What you will do:
The entire listing is to be repeated verbatim.
'''
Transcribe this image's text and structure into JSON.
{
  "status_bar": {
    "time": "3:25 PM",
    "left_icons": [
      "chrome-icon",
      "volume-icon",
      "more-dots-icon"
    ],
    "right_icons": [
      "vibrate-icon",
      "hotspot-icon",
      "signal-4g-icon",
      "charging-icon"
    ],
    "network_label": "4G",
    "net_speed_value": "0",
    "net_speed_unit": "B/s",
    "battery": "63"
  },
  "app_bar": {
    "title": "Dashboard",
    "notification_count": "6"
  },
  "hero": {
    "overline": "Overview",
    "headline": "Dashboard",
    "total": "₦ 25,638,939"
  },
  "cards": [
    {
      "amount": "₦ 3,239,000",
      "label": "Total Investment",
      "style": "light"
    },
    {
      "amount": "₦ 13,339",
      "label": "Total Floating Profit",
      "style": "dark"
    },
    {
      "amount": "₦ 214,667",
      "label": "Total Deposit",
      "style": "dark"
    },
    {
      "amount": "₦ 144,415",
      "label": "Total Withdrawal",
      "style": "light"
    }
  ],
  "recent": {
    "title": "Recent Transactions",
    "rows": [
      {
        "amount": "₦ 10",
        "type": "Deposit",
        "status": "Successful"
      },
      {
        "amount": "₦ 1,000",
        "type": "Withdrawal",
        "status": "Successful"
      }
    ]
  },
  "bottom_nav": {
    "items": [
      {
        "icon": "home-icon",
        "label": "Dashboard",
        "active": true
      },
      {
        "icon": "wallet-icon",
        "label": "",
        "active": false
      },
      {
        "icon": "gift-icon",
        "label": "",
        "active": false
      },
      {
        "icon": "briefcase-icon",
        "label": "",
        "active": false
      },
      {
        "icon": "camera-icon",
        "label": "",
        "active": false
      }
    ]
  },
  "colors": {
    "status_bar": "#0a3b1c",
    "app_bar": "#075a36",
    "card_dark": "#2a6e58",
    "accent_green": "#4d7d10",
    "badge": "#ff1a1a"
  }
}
'''
Result of the task:
Transcribe this image's text and structure into JSON.
{
  "status_bar": {
    "time": "3:25 PM",
    "left_icons": [
      "chrome-icon",
      "volume-icon",
      "more-dots-icon"
    ],
    "right_icons": [
      "vibrate-icon",
      "hotspot-icon",
      "signal-4g-icon",
      "charging-icon"
    ],
    "network_label": "4G",
    "net_speed_value": "0",
    "net_speed_unit": "B/s",
    "battery": "63"
  },
  "app_bar": {
    "title": "Dashboard",
    "notification_count": "6"
  },
  "hero": {
    "overline": "Overview",
    "headline": "Dashboard",
    "total": "₦ 25,638,939"
  },
  "cards": [
    {
      "amount": "₦ 3,239,000",
      "label": "Total Investment",
      "style": "light"
    },
    {
      "amount": "₦ 13,339",
      "label": "Total Floating Profit",
      "style": "dark"
    },
    {
      "amount": "₦ 214,667",
      "label": "Total Deposit",
      "style": "dark"
    },
    {
      "amount": "₦ 144,415",
      "label": "Total Withdrawal",
      "style": "light"
    }
  ],
  "recent": {
    "title": "Recent Transactions",
    "rows": [
      {
        "amount": "₦ 10",
        "type": "Deposit",
        "status": "Successful"
      },
      {
        "amount": "₦ 1,000",
        "type": "Withdrawal",
        "status": "Successful"
      }
    ]
  },
  "bottom_nav": {
    "items": [
      {
        "icon": "home-icon",
        "label": "Dashboard",
        "active": true
      },
      {
        "icon": "wallet-icon",
        "label": "",
        "active": false
      },
      {
        "icon": "gift-icon",
        "label": "",
        "active": false
      },
      {
        "icon": "briefcase-icon",
        "label": "",
        "active": false
      },
      {
        "icon": "camera-icon",
        "label": "",
        "active": false
      }
    ]
  },
  "colors": {
    "status_bar": "#0a3b1c",
    "app_bar": "#075a36",
    "card_dark": "#2a6e58",
    "accent_green": "#4d7d10",
    "badge": "#ff1a1a"
  }
}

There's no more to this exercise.